**What you should do**:
Can you print every record below exactly as written?

**Data**:
* begin *
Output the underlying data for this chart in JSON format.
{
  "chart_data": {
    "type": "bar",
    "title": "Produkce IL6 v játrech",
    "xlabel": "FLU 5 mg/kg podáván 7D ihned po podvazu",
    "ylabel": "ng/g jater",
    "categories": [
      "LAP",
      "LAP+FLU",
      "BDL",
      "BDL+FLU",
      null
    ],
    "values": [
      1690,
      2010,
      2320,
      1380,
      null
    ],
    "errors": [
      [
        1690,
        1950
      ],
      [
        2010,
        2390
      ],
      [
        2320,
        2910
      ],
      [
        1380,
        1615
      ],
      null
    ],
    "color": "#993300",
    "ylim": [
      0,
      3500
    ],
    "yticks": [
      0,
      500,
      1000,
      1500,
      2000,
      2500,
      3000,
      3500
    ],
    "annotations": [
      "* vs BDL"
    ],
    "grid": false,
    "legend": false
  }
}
* end *
**Answer to this exercise**:
Output the underlying data for this chart in JSON format.
{
  "chart_data": {
    "type": "bar",
    "title": "Produkce IL6 v játrech",
    "xlabel": "FLU 5 mg/kg podáván 7D ihned po podvazu",
    "ylabel": "ng/g jater",
    "categories": [
      "LAP",
      "LAP+FLU",
      "BDL",
      "BDL+FLU",
      null
    ],
    "values": [
      1690,
      2010,
      2320,
      1380,
      null
    ],
    "errors": [
      [
        1690,
        1950
      ],
      [
        2010,
        2390
      ],
      [
        2320,
        2910
      ],
      [
        1380,
        1615
      ],
      null
    ],
    "color": "#993300",
    "ylim": [
      0,
      3500
    ],
    "yticks": [
      0,
      500,
      1000,
      1500,
      2000,
      2500,
      3000,
      3500
    ],
    "annotations": [
      "* vs BDL"
    ],
    "grid": false,
    "legend": false
  }
}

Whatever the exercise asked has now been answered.